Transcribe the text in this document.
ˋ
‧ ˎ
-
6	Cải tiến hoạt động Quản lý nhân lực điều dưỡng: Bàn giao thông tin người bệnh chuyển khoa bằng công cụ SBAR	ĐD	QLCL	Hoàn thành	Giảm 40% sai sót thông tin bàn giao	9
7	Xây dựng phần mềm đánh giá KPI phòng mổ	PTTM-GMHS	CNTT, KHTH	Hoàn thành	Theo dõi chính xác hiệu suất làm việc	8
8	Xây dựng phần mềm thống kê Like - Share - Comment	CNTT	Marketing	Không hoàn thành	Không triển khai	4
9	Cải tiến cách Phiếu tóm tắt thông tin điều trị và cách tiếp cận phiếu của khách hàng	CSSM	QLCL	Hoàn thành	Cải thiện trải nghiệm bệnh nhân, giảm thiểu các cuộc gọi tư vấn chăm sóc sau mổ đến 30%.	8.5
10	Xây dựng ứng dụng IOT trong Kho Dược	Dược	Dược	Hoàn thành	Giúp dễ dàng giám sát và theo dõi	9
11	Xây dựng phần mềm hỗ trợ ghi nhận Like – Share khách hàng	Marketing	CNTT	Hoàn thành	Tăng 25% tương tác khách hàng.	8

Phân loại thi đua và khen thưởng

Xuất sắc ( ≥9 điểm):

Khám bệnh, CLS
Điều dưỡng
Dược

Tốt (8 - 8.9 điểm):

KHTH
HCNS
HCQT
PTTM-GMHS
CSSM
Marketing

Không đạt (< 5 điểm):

------------------------------------

__REQUIREMENTS__.
Print out every record again, exactly and in full.

__SOLUTION TO THE EXERCISE__.
Transcribe the text in this document.
ˋ
‧ ˎ
-
6	Cải tiến hoạt động Quản lý nhân lực điều dưỡng: Bàn giao thông tin người bệnh chuyển khoa bằng công cụ SBAR	ĐD	QLCL	Hoàn thành	Giảm 40% sai sót thông tin bàn giao	9
7	Xây dựng phần mềm đánh giá KPI phòng mổ	PTTM-GMHS	CNTT, KHTH	Hoàn thành	Theo dõi chính xác hiệu suất làm việc	8
8	Xây dựng phần mềm thống kê Like - Share - Comment	CNTT	Marketing	Không hoàn thành	Không triển khai	4
9	Cải tiến cách Phiếu tóm tắt thông tin điều trị và cách tiếp cận phiếu của khách hàng	CSSM	QLCL	Hoàn thành	Cải thiện trải nghiệm bệnh nhân, giảm thiểu các cuộc gọi tư vấn chăm sóc sau mổ đến 30%.	8.5
10	Xây dựng ứng dụng IOT trong Kho Dược	Dược	Dược	Hoàn thành	Giúp dễ dàng giám sát và theo dõi	9
11	Xây dựng phần mềm hỗ trợ ghi nhận Like – Share khách hàng	Marketing	CNTT	Hoàn thành	Tăng 25% tương tác khách hàng.	8

Phân loại thi đua và khen thưởng

Xuất sắc ( ≥9 điểm):

Khám bệnh, CLS
Điều dưỡng
Dược

Tốt (8 - 8.9 điểm):

KHTH
HCNS
HCQT
PTTM-GMHS
CSSM
Marketing

Không đạt (< 5 điểm):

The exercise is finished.